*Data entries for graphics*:
>> START

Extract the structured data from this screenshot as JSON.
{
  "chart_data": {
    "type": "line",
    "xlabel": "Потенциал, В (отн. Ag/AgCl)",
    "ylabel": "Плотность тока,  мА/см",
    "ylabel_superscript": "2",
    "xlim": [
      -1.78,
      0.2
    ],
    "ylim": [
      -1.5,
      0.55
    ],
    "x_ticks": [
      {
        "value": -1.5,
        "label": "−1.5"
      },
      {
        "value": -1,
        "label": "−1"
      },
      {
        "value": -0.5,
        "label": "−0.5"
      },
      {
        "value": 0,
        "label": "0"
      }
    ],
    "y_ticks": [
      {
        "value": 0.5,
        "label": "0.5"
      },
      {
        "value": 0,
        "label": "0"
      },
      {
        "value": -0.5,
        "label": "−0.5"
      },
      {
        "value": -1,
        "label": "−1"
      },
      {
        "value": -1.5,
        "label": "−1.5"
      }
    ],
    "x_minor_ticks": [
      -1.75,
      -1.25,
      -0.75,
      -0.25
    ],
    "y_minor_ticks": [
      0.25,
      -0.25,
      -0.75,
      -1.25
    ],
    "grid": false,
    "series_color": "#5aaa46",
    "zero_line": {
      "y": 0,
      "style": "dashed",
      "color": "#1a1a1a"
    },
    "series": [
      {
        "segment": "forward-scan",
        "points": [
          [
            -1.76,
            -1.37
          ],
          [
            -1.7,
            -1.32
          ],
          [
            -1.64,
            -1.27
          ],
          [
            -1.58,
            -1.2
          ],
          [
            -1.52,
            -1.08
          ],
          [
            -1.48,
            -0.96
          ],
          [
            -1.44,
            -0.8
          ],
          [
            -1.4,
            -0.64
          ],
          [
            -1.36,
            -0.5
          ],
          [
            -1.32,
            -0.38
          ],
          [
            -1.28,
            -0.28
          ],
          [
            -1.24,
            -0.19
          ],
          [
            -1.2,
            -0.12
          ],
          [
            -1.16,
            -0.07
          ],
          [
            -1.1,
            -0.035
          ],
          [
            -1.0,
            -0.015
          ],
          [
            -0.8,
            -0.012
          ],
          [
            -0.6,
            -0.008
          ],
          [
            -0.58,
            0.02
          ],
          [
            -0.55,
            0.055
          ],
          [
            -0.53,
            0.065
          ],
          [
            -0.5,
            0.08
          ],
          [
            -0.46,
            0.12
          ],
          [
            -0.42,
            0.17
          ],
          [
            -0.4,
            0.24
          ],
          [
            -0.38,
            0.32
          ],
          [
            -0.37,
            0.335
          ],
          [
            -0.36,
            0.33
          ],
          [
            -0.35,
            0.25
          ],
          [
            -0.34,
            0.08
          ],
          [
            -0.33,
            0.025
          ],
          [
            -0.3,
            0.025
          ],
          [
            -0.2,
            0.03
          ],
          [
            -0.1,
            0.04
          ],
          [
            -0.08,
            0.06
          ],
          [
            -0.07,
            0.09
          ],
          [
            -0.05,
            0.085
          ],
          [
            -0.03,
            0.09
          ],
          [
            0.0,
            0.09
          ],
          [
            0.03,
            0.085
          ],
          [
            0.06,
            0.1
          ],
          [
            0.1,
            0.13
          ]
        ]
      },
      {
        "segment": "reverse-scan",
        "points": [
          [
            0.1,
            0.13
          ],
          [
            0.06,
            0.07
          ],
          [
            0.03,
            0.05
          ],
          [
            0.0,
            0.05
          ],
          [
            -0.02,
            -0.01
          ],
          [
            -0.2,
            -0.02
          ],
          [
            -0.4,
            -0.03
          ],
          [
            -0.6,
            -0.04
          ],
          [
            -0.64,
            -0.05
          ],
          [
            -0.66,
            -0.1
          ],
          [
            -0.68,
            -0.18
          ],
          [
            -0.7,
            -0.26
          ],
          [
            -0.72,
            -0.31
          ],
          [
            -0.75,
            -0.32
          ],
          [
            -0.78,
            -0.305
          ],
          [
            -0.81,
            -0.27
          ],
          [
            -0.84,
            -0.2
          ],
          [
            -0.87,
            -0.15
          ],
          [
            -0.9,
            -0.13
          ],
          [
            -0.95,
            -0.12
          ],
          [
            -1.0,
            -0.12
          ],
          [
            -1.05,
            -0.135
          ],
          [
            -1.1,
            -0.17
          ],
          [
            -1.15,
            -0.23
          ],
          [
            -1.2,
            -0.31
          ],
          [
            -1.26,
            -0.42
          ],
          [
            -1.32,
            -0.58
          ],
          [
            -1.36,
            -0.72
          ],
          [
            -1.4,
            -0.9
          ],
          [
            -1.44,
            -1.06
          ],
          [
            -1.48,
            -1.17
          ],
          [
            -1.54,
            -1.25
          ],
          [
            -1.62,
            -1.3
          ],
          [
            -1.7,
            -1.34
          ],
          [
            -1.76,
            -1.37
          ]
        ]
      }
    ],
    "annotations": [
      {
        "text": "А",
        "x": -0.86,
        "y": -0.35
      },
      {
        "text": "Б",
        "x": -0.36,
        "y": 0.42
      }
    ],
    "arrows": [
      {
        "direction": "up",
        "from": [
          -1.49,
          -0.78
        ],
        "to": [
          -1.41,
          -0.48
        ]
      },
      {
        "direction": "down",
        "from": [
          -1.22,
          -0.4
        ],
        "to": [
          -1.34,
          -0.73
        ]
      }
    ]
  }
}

>> END

*WORK TO BE COMPLETED*:
Copy out the lines in which the string "segment" appears.

*WRITTEN ANSWER*:
        "segment": "forward-scan",
        "segment": "reverse-scan",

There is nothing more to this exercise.